Your task => Pick out each line containing the string "zasiłkowy".

Listed entries =>
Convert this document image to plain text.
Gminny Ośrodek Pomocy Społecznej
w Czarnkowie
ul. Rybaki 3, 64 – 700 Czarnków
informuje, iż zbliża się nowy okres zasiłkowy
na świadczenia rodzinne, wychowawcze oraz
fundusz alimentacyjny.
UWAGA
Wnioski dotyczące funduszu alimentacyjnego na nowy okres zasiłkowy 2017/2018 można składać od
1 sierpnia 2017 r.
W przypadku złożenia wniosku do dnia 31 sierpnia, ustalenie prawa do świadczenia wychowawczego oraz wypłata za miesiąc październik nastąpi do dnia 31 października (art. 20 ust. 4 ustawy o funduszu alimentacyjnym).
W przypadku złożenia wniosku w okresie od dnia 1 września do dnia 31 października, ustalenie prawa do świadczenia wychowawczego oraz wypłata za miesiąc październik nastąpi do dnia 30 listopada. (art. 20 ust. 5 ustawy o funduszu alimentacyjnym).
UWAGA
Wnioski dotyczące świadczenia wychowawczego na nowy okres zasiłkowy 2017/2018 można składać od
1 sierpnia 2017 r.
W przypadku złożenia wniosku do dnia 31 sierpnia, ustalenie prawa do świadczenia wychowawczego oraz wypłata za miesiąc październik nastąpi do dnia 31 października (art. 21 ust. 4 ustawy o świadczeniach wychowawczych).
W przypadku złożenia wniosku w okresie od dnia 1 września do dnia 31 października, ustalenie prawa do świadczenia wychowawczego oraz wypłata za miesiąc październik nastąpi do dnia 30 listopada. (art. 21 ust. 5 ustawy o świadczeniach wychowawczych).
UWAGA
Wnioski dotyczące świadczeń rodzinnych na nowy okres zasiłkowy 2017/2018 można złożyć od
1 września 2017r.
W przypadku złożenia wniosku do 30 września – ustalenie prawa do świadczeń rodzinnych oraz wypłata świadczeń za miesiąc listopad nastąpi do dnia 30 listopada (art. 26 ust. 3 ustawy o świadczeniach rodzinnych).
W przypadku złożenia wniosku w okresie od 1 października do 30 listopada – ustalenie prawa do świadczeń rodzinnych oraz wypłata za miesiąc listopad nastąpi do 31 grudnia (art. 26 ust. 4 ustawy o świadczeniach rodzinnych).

* * *

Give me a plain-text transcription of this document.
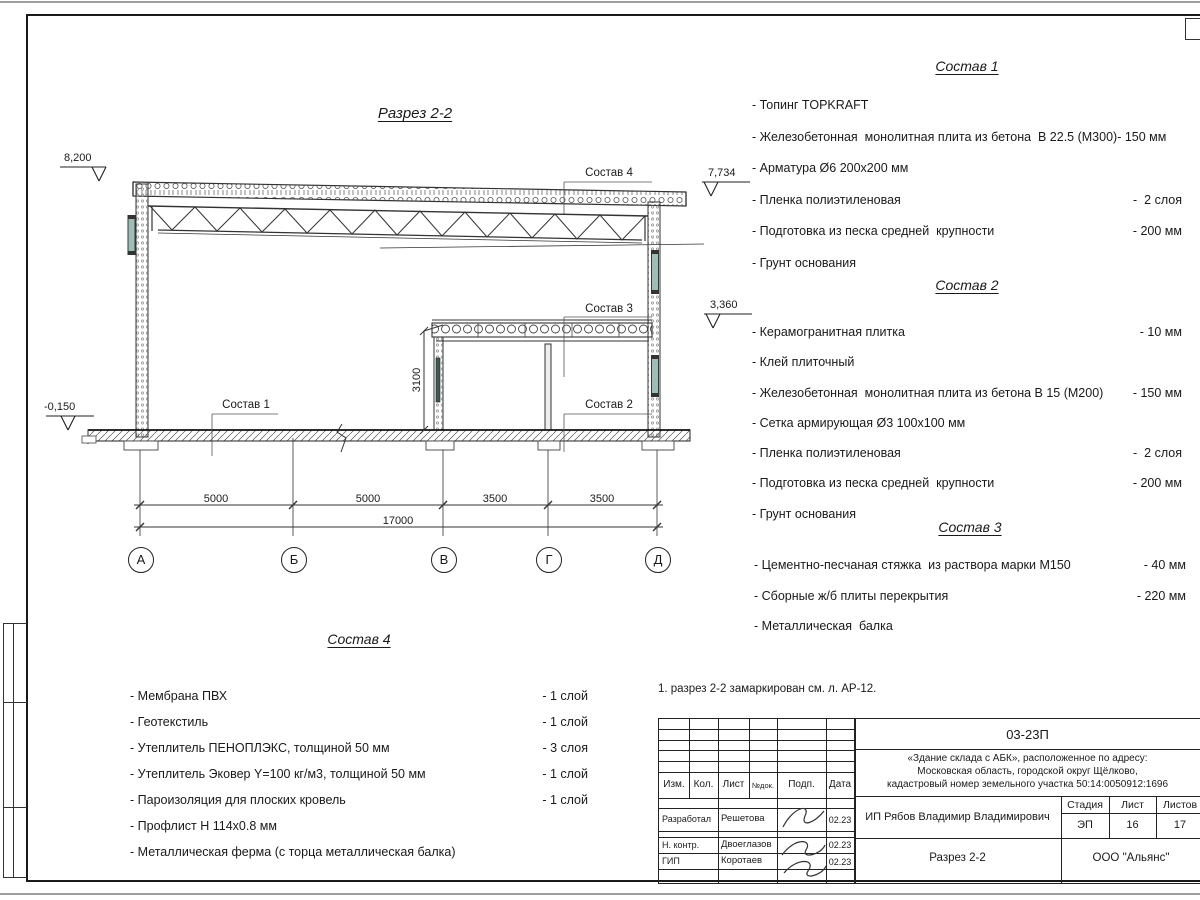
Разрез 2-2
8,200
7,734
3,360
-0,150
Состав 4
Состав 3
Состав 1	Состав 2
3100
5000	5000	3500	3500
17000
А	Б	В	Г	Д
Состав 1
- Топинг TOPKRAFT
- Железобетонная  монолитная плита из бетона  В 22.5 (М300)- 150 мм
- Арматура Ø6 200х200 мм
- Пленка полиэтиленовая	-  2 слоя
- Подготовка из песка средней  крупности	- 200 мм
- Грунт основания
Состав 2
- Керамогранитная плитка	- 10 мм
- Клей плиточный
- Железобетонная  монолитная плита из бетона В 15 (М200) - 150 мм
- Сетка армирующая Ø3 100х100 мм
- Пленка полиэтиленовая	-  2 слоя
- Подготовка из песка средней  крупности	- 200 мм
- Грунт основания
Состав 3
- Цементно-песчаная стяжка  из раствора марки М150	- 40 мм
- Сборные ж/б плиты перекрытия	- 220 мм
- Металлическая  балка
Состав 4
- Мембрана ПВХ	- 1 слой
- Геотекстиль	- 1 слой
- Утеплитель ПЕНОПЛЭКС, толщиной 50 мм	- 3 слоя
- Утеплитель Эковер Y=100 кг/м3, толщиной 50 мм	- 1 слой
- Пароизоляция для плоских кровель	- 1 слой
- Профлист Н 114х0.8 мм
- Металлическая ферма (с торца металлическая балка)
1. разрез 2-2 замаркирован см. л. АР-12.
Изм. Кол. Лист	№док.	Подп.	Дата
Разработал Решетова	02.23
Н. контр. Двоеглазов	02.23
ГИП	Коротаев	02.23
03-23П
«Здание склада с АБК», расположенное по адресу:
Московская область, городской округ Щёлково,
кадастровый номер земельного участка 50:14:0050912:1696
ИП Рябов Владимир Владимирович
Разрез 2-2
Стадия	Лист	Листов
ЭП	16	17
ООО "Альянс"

The response =>
informuje, iż zbliża się nowy okres zasiłkowy
Wnioski dotyczące funduszu alimentacyjnego na nowy okres zasiłkowy 2017/2018 można składać od
Wnioski dotyczące świadczenia wychowawczego na nowy okres zasiłkowy 2017/2018 można składać od
Wnioski dotyczące świadczeń rodzinnych na nowy okres zasiłkowy 2017/2018 można złożyć od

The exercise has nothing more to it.